* Start DATA FOR THIS EXERCISE *

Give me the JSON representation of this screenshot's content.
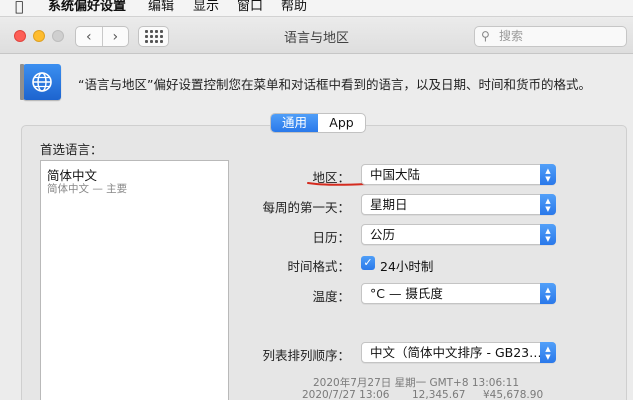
{
  "menubar": {
    "app_name": "系统偏好设置",
    "items": [
      "编辑",
      "显示",
      "窗口",
      "帮助"
    ]
  },
  "window": {
    "title": "语言与地区",
    "search_placeholder": "搜索"
  },
  "header": {
    "description": "“语言与地区”偏好设置控制您在菜单和对话框中看到的语言，以及日期、时间和货币的格式。"
  },
  "tabs": [
    {
      "label": "通用",
      "active": true
    },
    {
      "label": "App",
      "active": false
    }
  ],
  "preferred_languages": {
    "label": "首选语言：",
    "items": [
      {
        "name": "简体中文",
        "subtitle": "简体中文 — 主要"
      }
    ]
  },
  "settings": {
    "region": {
      "label": "地区：",
      "value": "中国大陆"
    },
    "first_day": {
      "label": "每周的第一天：",
      "value": "星期日"
    },
    "calendar": {
      "label": "日历：",
      "value": "公历"
    },
    "time_format": {
      "label": "时间格式：",
      "checkbox_label": "24小时制",
      "checked": true
    },
    "temperature": {
      "label": "温度：",
      "value": "°C — 摄氏度"
    },
    "sort_order": {
      "label": "列表排列顺序：",
      "value": "中文（简体中文排序 - GB23…"
    }
  },
  "samples": {
    "line1": "2020年7月27日 星期一 GMT+8 13:06:11",
    "line2_date": "2020/7/27 13:06",
    "line2_number": "12,345.67",
    "line2_currency": "¥45,678.90"
  },
  "colors": {
    "accent": "#2a79ea",
    "annotation": "#d42b1f"
  }
}
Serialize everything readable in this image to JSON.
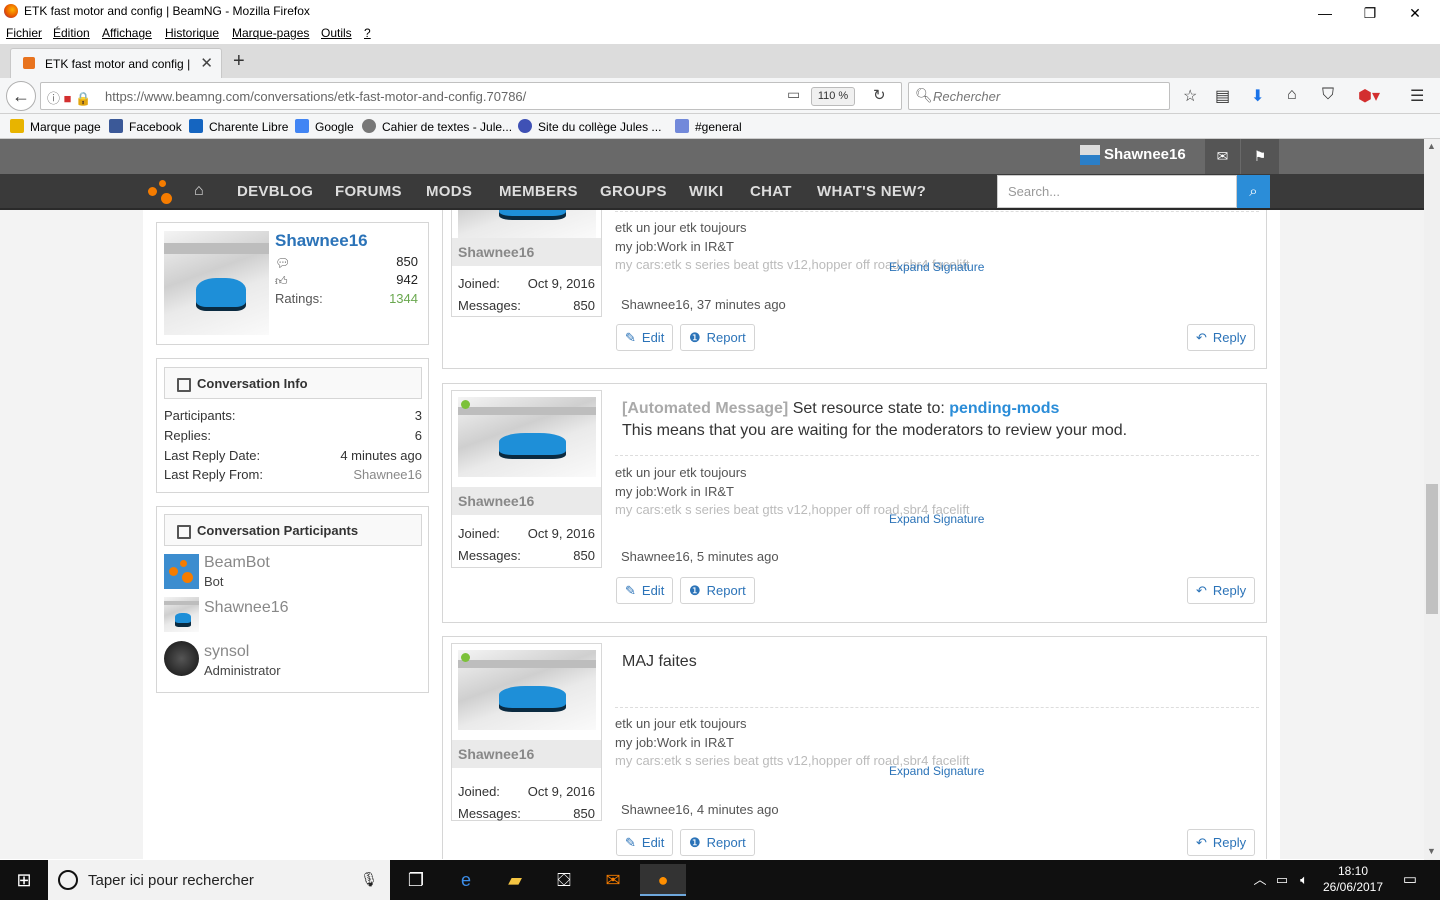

* End DATA FOR THIS EXERCISE *

• **EXERCISE OBJECTIVE**
From the listing above, return each line with the word "语言与地区".

• **RESULT BELOW**
    "title": "语言与地区",
    "description": "“语言与地区”偏好设置控制您在菜单和对话框中看到的语言，以及日期、时间和货币的格式。"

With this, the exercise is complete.